• Dataset content:

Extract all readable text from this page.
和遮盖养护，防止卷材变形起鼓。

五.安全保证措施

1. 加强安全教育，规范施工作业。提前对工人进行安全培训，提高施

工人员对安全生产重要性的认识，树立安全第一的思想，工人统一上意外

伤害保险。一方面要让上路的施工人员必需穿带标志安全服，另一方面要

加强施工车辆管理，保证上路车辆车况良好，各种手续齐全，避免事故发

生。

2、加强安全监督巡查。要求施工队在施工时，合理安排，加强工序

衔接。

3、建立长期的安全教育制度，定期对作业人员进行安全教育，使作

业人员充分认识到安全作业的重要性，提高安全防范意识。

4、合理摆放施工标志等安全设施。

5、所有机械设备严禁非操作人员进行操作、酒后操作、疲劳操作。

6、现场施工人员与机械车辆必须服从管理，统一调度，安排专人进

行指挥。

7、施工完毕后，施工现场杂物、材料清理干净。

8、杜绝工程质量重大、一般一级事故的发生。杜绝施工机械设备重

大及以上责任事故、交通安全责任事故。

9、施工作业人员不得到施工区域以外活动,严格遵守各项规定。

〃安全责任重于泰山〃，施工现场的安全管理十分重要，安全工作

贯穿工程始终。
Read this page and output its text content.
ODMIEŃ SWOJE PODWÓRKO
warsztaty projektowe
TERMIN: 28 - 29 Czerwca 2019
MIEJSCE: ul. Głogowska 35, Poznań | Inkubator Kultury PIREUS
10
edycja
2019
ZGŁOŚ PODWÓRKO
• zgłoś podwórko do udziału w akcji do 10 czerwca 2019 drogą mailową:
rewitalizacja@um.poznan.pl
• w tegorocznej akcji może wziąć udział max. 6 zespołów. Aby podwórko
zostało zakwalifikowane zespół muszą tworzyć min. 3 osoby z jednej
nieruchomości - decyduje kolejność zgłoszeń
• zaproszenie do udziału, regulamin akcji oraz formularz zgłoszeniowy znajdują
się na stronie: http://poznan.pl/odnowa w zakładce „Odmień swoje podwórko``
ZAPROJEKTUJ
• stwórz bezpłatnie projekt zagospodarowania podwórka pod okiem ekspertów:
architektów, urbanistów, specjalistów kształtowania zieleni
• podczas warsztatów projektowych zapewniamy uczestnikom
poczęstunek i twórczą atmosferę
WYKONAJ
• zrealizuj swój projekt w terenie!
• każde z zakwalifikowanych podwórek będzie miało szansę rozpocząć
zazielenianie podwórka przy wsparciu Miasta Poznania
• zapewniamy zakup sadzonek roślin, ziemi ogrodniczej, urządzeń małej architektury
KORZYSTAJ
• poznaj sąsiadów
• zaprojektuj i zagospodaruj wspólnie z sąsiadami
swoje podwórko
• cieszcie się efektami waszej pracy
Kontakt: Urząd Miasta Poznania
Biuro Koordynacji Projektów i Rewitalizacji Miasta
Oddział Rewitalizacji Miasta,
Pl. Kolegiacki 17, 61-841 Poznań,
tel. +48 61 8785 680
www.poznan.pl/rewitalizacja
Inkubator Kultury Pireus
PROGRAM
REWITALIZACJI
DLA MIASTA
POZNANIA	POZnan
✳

• What you need to do:
Transcribe the material exactly as it reads.

• Full response:
Extract all readable text from this page.
和遮盖养护，防止卷材变形起鼓。

五.安全保证措施

1. 加强安全教育，规范施工作业。提前对工人进行安全培训，提高施

工人员对安全生产重要性的认识，树立安全第一的思想，工人统一上意外

伤害保险。一方面要让上路的施工人员必需穿带标志安全服，另一方面要

加强施工车辆管理，保证上路车辆车况良好，各种手续齐全，避免事故发

生。

2、加强安全监督巡查。要求施工队在施工时，合理安排，加强工序

衔接。

3、建立长期的安全教育制度，定期对作业人员进行安全教育，使作

业人员充分认识到安全作业的重要性，提高安全防范意识。

4、合理摆放施工标志等安全设施。

5、所有机械设备严禁非操作人员进行操作、酒后操作、疲劳操作。

6、现场施工人员与机械车辆必须服从管理，统一调度，安排专人进

行指挥。

7、施工完毕后，施工现场杂物、材料清理干净。

8、杜绝工程质量重大、一般一级事故的发生。杜绝施工机械设备重

大及以上责任事故、交通安全责任事故。

9、施工作业人员不得到施工区域以外活动,严格遵守各项规定。

〃安全责任重于泰山〃，施工现场的安全管理十分重要，安全工作

贯穿工程始终。
Read this page and output its text content.
ODMIEŃ SWOJE PODWÓRKO
warsztaty projektowe
TERMIN: 28 - 29 Czerwca 2019
MIEJSCE: ul. Głogowska 35, Poznań | Inkubator Kultury PIREUS
10
edycja
2019
ZGŁOŚ PODWÓRKO
• zgłoś podwórko do udziału w akcji do 10 czerwca 2019 drogą mailową:
rewitalizacja@um.poznan.pl
• w tegorocznej akcji może wziąć udział max. 6 zespołów. Aby podwórko
zostało zakwalifikowane zespół muszą tworzyć min. 3 osoby z jednej
nieruchomości - decyduje kolejność zgłoszeń
• zaproszenie do udziału, regulamin akcji oraz formularz zgłoszeniowy znajdują
się na stronie: http://poznan.pl/odnowa w zakładce „Odmień swoje podwórko``
ZAPROJEKTUJ
• stwórz bezpłatnie projekt zagospodarowania podwórka pod okiem ekspertów:
architektów, urbanistów, specjalistów kształtowania zieleni
• podczas warsztatów projektowych zapewniamy uczestnikom
poczęstunek i twórczą atmosferę
WYKONAJ
• zrealizuj swój projekt w terenie!
• każde z zakwalifikowanych podwórek będzie miało szansę rozpocząć
zazielenianie podwórka przy wsparciu Miasta Poznania
• zapewniamy zakup sadzonek roślin, ziemi ogrodniczej, urządzeń małej architektury
KORZYSTAJ
• poznaj sąsiadów
• zaprojektuj i zagospodaruj wspólnie z sąsiadami
swoje podwórko
• cieszcie się efektami waszej pracy
Kontakt: Urząd Miasta Poznania
Biuro Koordynacji Projektów i Rewitalizacji Miasta
Oddział Rewitalizacji Miasta,
Pl. Kolegiacki 17, 61-841 Poznań,
tel. +48 61 8785 680
www.poznan.pl/rewitalizacja
Inkubator Kultury Pireus
PROGRAM
REWITALIZACJI
DLA MIASTA
POZNANIA	POZnan
✳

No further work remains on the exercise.